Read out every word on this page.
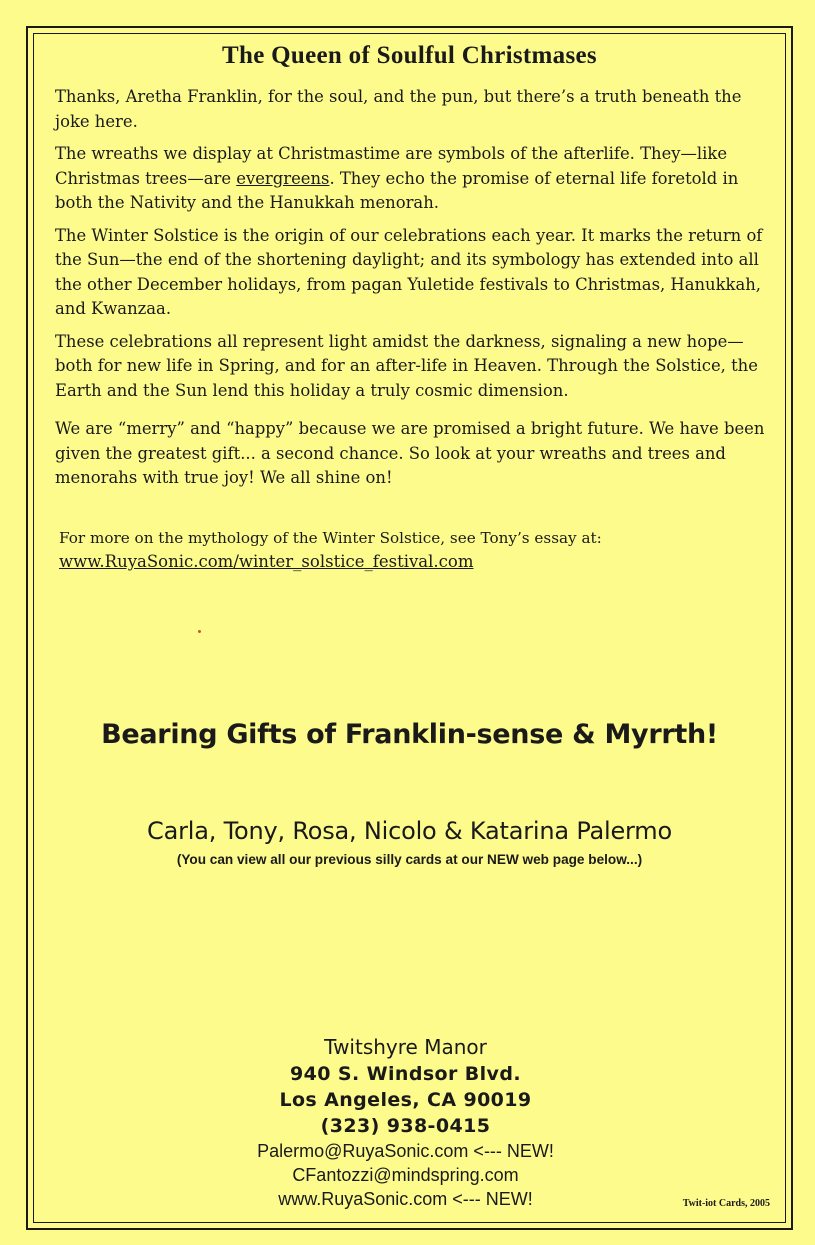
The Queen of Soulful Christmases

Thanks, Aretha Franklin, for the soul, and the pun, but there’s a truth beneath the joke here.

The wreaths we display at Christmastime are symbols of the afterlife. They—like Christmas trees—are evergreens. They echo the promise of eternal life foretold in both the Nativity and the Hanukkah menorah.

The Winter Solstice is the origin of our celebrations each year. It marks the return of the Sun—the end of the shortening daylight; and its symbology has extended into all the other December holidays, from pagan Yuletide festivals to Christmas, Hanukkah, and Kwanzaa.

These celebrations all represent light amidst the darkness, signaling a new hope—both for new life in Spring, and for an after-life in Heaven. Through the Solstice, the Earth and the Sun lend this holiday a truly cosmic dimension.

We are “merry” and “happy” because we are promised a bright future. We have been given the greatest gift... a second chance. So look at your wreaths and trees and menorahs with true joy! We all shine on!

For more on the mythology of the Winter Solstice, see Tony’s essay at:
www.RuyaSonic.com/winter_solstice_festival.com
Bearing Gifts of Franklin-sense & Myrrth!
Carla, Tony, Rosa, Nicolo & Katarina Palermo
(You can view all our previous silly cards at our NEW web page below...)
Twitshyre Manor
940 S. Windsor Blvd.
Los Angeles, CA 90019
(323) 938-0415
Palermo@RuyaSonic.com <--- NEW!
CFantozzi@mindspring.com
www.RuyaSonic.com <--- NEW!	Twit-iot Cards, 2005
◆ ◆ ◆ ◆ ◆ ◆ ◆
(EXERCISE TASK)
Leave out the pictures and return every record word for word.

(ANSWER IN FULL)
Read out every word on this page.
The Queen of Soulful Christmases

Thanks, Aretha Franklin, for the soul, and the pun, but there’s a truth beneath the joke here.

The wreaths we display at Christmastime are symbols of the afterlife. They—like Christmas trees—are evergreens. They echo the promise of eternal life foretold in both the Nativity and the Hanukkah menorah.

The Winter Solstice is the origin of our celebrations each year. It marks the return of the Sun—the end of the shortening daylight; and its symbology has extended into all the other December holidays, from pagan Yuletide festivals to Christmas, Hanukkah, and Kwanzaa.

These celebrations all represent light amidst the darkness, signaling a new hope—both for new life in Spring, and for an after-life in Heaven. Through the Solstice, the Earth and the Sun lend this holiday a truly cosmic dimension.

We are “merry” and “happy” because we are promised a bright future. We have been given the greatest gift... a second chance. So look at your wreaths and trees and menorahs with true joy! We all shine on!

For more on the mythology of the Winter Solstice, see Tony’s essay at:
www.RuyaSonic.com/winter_solstice_festival.com
Bearing Gifts of Franklin-sense & Myrrth!
Carla, Tony, Rosa, Nicolo & Katarina Palermo
(You can view all our previous silly cards at our NEW web page below...)
Twitshyre Manor
940 S. Windsor Blvd.
Los Angeles, CA 90019
(323) 938-0415
Palermo@RuyaSonic.com <--- NEW!
CFantozzi@mindspring.com
www.RuyaSonic.com <--- NEW!	Twit-iot Cards, 2005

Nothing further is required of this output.